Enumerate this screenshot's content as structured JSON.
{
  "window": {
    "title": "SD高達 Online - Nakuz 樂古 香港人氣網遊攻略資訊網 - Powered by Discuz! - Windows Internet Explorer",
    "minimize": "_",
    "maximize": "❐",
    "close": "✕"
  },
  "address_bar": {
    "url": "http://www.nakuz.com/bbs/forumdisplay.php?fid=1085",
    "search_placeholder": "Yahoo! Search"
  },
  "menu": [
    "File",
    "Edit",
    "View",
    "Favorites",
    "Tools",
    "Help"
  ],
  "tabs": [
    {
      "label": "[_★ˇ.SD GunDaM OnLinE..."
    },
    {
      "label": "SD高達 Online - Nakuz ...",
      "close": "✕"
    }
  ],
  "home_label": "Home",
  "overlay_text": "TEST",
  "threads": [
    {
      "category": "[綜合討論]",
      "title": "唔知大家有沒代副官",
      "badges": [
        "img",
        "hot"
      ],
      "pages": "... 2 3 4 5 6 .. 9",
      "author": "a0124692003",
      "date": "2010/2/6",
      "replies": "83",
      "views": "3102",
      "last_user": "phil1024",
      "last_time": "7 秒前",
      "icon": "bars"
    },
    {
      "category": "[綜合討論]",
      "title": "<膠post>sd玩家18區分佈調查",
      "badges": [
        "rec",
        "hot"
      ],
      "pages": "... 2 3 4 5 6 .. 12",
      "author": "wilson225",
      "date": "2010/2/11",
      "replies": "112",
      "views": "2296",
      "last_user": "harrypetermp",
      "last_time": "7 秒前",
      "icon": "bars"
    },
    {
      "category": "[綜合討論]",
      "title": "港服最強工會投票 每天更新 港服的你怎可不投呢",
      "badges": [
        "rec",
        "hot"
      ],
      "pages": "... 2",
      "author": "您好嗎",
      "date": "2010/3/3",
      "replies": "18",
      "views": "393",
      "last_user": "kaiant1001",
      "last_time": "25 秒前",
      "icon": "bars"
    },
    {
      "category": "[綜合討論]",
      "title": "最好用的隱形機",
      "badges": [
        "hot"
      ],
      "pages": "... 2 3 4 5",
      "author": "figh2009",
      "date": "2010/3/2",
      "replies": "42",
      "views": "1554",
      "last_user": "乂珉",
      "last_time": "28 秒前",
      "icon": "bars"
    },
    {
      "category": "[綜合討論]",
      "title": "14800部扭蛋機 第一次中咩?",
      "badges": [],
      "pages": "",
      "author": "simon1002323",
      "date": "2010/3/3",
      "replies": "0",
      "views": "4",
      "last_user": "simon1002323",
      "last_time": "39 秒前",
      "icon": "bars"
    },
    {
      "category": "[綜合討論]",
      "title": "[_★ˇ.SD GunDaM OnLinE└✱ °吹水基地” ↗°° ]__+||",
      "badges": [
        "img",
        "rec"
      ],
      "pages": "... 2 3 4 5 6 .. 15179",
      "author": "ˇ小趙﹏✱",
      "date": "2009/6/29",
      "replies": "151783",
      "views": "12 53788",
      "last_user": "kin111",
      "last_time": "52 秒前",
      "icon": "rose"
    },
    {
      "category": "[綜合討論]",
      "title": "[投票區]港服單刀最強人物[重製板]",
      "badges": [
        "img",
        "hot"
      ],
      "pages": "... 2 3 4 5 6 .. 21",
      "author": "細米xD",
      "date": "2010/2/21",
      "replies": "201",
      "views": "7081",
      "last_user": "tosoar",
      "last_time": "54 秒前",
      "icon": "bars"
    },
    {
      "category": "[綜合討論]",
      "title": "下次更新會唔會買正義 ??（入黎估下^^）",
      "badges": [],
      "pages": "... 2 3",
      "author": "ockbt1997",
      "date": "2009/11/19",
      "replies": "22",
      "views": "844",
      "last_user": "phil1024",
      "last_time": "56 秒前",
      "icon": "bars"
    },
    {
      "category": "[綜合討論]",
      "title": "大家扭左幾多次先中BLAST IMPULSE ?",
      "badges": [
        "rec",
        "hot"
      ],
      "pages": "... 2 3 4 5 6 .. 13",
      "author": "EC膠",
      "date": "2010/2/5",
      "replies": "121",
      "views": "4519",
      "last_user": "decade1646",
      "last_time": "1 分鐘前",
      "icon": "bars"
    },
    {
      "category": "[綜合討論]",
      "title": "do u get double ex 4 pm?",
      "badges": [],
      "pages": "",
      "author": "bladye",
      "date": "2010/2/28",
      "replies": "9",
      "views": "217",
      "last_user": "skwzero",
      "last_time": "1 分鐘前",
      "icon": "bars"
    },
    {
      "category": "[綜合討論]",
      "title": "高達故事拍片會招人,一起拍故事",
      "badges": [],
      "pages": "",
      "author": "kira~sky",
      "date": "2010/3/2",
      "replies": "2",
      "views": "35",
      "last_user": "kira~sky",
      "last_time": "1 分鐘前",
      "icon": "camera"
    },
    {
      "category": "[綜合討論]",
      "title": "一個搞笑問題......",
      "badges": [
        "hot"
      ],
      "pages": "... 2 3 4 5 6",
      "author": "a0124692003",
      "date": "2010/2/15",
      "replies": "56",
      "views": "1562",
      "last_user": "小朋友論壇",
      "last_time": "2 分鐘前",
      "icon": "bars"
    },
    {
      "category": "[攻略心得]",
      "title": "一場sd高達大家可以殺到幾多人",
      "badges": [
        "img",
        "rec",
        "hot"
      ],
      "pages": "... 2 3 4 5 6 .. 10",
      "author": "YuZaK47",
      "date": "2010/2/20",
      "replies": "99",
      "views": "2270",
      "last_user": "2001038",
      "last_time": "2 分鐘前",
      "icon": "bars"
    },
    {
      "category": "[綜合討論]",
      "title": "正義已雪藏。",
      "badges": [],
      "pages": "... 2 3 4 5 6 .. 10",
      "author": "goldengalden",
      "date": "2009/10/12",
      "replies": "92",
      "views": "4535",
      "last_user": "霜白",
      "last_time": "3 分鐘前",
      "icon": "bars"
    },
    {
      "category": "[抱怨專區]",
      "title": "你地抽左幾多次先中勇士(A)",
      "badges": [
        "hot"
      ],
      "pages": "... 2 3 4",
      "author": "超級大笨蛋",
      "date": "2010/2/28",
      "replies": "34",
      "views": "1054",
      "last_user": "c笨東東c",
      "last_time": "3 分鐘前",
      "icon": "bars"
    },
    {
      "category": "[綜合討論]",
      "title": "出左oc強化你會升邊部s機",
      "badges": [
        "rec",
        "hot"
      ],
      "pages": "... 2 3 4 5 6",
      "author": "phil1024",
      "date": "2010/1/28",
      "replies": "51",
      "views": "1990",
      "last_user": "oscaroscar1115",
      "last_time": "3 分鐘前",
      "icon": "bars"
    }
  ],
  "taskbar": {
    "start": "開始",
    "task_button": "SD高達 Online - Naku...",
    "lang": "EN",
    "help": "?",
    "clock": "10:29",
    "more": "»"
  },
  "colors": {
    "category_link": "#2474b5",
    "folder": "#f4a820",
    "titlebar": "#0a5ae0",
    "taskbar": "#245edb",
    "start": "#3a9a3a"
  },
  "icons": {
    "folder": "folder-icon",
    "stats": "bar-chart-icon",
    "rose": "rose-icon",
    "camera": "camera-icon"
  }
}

• Aim:
Scan the data for the word "GunDaM" and copy every line where it shows up.

• Task response:
      "label": "[_★ˇ.SD GunDaM OnLinE..."
      "title": "[_★ˇ.SD GunDaM OnLinE└✱ °吹水基地” ↗°° ]__+||",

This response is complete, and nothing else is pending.